> **Requirement**
Check each line below for the word "vínculo", and copy those that have it.

+---+

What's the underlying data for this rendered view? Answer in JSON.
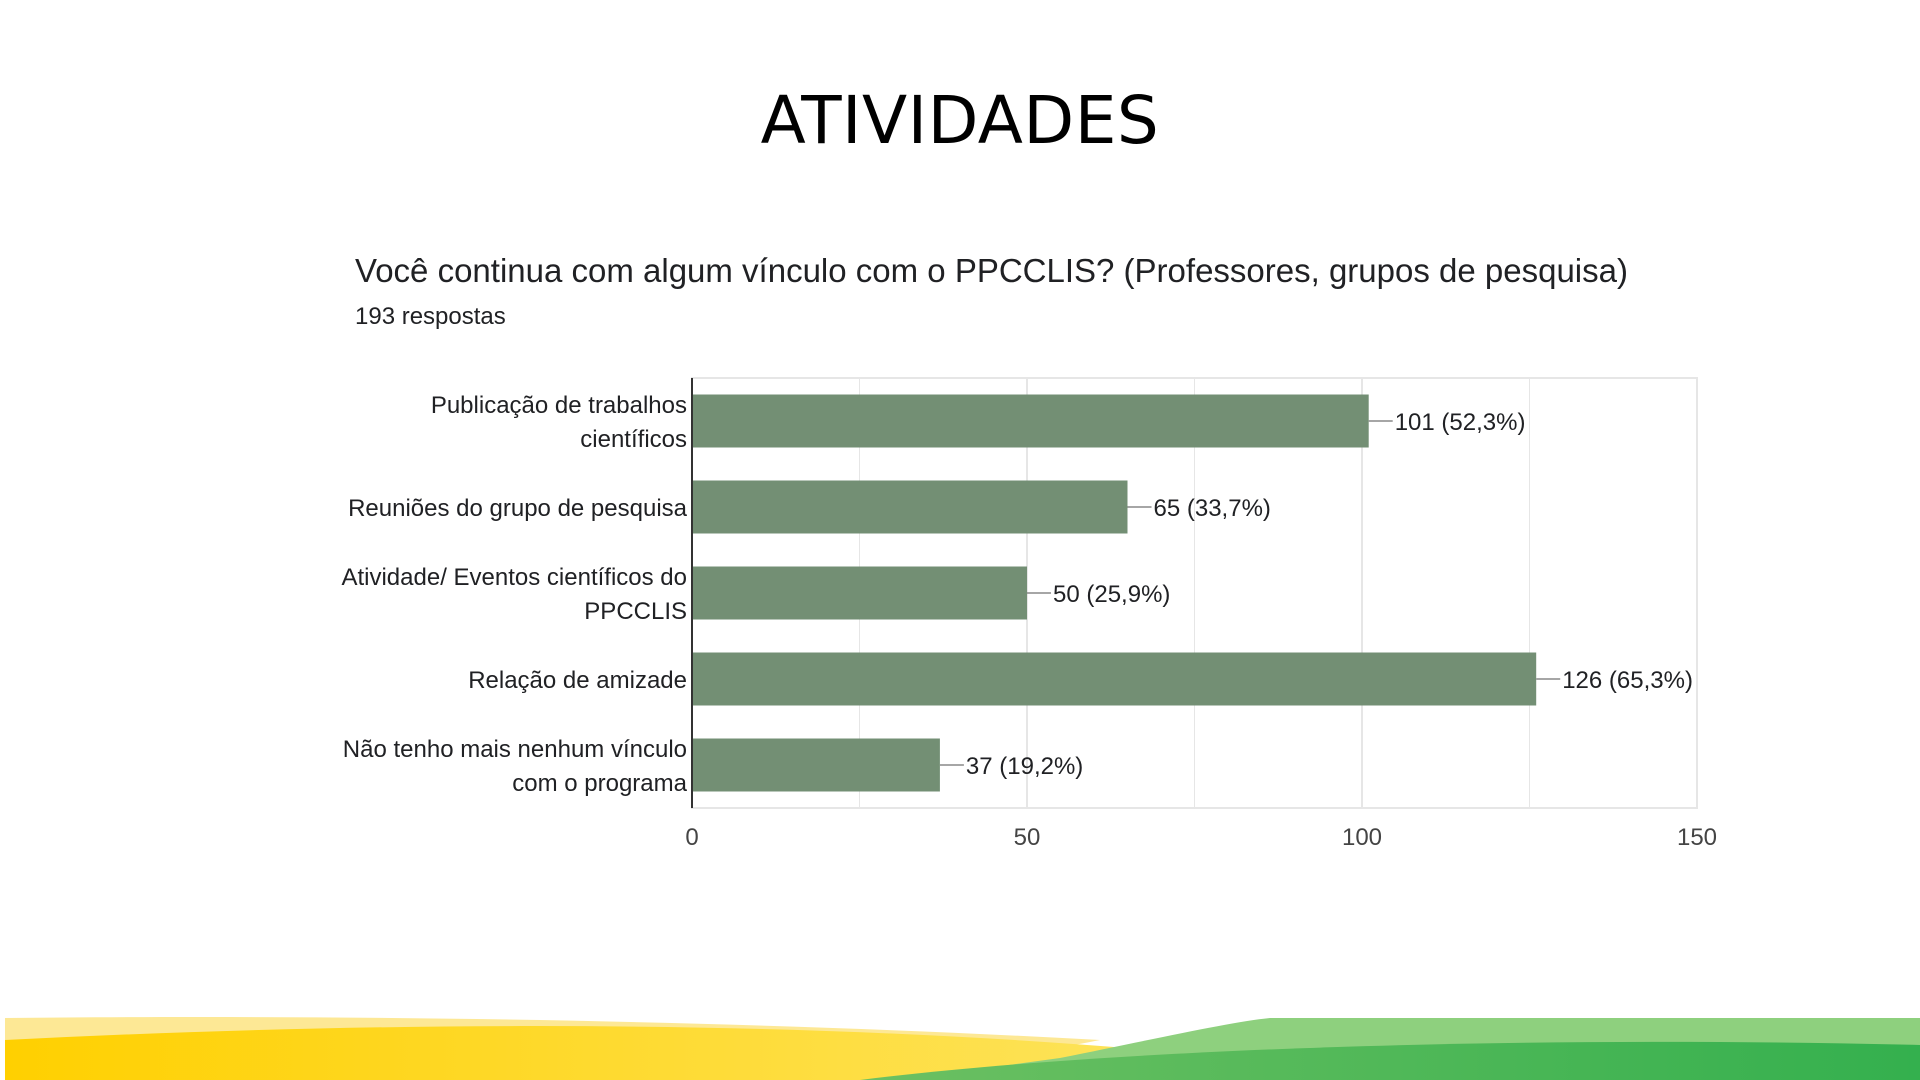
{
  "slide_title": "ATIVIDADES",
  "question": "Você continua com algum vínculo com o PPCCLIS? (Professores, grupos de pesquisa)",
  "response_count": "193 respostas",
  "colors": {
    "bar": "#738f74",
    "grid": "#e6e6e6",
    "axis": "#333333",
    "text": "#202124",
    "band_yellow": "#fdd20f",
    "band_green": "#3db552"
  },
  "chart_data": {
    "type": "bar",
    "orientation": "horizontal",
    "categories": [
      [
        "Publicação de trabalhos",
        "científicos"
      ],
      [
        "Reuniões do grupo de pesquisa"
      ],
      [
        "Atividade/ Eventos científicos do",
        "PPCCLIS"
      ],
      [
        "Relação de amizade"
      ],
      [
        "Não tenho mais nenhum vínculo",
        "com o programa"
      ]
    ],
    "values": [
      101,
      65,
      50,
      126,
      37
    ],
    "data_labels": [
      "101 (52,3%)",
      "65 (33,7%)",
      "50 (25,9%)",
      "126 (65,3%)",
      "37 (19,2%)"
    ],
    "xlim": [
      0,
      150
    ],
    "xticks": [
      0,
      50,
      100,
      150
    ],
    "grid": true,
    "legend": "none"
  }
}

+---+

> **Answer to this problem**
  "question": "Você continua com algum vínculo com o PPCCLIS? (Professores, grupos de pesquisa)",
        "Não tenho mais nenhum vínculo",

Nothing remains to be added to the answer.